Brief 1 ->
Return the records unchanged, from their first line through the line that contains "series-marker — [415, 483, 431, 498]", inclusive.

4

I'm reading a rather large text file in VBA. The source file contains various text data from an international conference, and I'm rewriting extracted parts of that data in an organized format into an Excel sheet. I've placed the salient parts of the routine below. (I am a primitive programmer, and so I use primitive methods. Sorry about my bad form.)

The problem comes from the location of characters that aren't simple ASCII characters. The text files contain various entries, such as "München". When written to an Excel file, the text is badly mangled. In this case, I get "München". What's really annoying is that I can copy the text from the text file, and paste it into Excel, no problem. But there are way too many records to do this by hand. I really want the original (non ASCII) characters to be written on the spreadsheet!

I've spent a fair amount of time looking for a solution, and I found two related threads. First, there is something called "binaryStream" described in the first answer here: Excel VBA - export to UTF-8 It's not quite close enough to what I'm trying to do, and I can't figure out the parts I need.

Brief 2 ->
Rewrite the passage of the VBA post between "The problem comes" and "on the spreadsheet!", inclusive, with "spreadsheet" replaced by "worksheet".

Available data ->

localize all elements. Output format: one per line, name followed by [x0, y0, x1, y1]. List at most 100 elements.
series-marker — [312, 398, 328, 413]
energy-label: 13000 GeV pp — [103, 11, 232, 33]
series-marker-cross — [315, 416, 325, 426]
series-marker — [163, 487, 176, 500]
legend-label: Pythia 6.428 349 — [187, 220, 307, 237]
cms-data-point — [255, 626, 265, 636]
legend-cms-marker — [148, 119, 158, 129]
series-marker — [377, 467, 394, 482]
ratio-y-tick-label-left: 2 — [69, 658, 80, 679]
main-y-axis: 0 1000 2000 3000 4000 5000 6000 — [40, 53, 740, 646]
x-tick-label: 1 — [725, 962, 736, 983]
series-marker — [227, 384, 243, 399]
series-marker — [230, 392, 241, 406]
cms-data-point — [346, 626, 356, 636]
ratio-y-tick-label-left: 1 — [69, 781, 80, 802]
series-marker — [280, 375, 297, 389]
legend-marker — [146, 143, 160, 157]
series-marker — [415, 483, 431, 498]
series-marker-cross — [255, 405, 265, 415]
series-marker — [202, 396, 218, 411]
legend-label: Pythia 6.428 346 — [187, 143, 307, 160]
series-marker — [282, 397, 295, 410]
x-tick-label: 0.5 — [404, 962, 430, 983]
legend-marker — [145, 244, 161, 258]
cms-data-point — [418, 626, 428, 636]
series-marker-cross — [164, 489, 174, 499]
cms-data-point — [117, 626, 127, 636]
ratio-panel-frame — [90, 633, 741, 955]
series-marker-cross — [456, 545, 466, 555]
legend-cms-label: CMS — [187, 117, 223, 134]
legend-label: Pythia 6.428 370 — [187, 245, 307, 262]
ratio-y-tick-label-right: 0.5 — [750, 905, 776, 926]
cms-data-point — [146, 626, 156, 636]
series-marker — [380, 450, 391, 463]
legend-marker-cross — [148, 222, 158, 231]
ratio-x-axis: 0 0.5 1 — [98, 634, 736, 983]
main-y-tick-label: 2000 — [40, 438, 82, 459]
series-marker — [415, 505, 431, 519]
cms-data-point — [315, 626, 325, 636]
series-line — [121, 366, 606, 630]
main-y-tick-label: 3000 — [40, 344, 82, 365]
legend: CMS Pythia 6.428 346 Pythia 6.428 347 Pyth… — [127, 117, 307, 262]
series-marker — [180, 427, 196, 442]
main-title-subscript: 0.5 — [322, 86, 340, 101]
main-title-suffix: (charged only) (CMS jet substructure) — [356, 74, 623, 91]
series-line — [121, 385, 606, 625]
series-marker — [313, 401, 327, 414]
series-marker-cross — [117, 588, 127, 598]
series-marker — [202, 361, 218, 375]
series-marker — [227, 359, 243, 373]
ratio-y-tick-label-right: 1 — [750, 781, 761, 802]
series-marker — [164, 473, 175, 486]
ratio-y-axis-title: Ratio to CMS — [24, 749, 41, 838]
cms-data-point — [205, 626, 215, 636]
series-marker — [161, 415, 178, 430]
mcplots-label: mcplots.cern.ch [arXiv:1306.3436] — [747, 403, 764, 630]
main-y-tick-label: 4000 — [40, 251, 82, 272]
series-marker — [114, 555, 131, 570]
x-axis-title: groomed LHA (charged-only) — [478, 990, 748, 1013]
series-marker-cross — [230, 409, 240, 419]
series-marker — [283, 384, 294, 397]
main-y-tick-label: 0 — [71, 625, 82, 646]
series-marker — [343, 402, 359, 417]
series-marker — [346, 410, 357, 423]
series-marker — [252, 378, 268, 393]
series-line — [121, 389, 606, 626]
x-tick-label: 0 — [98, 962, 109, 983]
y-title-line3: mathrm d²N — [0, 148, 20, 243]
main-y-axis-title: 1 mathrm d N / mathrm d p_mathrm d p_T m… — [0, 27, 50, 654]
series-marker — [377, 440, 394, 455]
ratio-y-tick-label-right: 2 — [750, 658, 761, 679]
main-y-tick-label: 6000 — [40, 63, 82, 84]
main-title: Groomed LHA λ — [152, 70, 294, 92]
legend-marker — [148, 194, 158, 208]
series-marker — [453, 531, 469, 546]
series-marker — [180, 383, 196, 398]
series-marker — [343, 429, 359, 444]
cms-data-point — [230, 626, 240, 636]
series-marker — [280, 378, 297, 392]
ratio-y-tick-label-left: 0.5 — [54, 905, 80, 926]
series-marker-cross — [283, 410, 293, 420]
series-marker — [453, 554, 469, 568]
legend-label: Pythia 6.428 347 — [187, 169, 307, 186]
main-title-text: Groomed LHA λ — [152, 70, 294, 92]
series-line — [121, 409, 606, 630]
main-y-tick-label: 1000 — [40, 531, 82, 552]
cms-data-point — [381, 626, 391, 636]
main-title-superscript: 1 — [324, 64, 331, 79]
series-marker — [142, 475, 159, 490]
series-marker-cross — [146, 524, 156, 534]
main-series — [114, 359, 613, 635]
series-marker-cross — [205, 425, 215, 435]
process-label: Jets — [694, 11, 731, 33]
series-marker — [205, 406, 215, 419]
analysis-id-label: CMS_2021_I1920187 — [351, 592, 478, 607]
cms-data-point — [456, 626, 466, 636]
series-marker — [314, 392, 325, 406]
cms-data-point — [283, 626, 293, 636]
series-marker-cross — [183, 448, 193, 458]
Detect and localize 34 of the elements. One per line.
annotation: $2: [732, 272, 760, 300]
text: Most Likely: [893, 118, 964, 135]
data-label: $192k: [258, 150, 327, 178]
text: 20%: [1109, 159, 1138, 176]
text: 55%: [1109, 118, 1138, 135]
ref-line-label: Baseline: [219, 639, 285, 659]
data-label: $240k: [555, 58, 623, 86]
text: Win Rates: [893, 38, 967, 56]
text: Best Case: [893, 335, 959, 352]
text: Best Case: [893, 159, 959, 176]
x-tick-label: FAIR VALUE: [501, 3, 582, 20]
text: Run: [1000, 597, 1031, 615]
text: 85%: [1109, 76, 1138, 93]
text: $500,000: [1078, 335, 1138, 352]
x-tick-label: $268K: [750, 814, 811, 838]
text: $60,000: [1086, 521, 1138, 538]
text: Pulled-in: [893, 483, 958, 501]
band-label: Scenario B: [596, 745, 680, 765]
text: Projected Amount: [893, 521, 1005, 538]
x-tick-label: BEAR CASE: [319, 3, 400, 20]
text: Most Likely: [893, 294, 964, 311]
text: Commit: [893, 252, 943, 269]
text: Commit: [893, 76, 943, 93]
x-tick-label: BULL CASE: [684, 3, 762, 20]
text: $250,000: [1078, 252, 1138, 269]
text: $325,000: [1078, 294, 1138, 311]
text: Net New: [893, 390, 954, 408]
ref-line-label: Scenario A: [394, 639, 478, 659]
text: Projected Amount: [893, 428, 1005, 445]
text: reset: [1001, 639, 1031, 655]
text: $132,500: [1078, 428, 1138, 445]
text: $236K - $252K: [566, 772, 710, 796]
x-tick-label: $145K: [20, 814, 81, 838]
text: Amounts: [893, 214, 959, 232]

Complete response 1 ->
localize all elements. Output format: one per line, name followed by [x0, y0, x1, y1]. List at most 100 elements.
series-marker — [312, 398, 328, 413]
energy-label: 13000 GeV pp — [103, 11, 232, 33]
series-marker-cross — [315, 416, 325, 426]
series-marker — [163, 487, 176, 500]
legend-label: Pythia 6.428 349 — [187, 220, 307, 237]
cms-data-point — [255, 626, 265, 636]
legend-cms-marker — [148, 119, 158, 129]
series-marker — [377, 467, 394, 482]
ratio-y-tick-label-left: 2 — [69, 658, 80, 679]
main-y-axis: 0 1000 2000 3000 4000 5000 6000 — [40, 53, 740, 646]
x-tick-label: 1 — [725, 962, 736, 983]
series-marker — [227, 384, 243, 399]
series-marker — [230, 392, 241, 406]
cms-data-point — [346, 626, 356, 636]
ratio-y-tick-label-left: 1 — [69, 781, 80, 802]
series-marker — [280, 375, 297, 389]
legend-marker — [146, 143, 160, 157]
series-marker — [415, 483, 431, 498]

Complete response 2 ->
The problem comes from the location of characters that aren't simple ASCII characters. The text files contain various entries, such as "München". When written to an Excel file, the text is badly mangled. In this case, I get "München". What's really annoying is that I can copy the text from the text file, and paste it into Excel, no problem. But there are way too many records to do this by hand. I really want the original (non ASCII) characters to be written on the worksheet!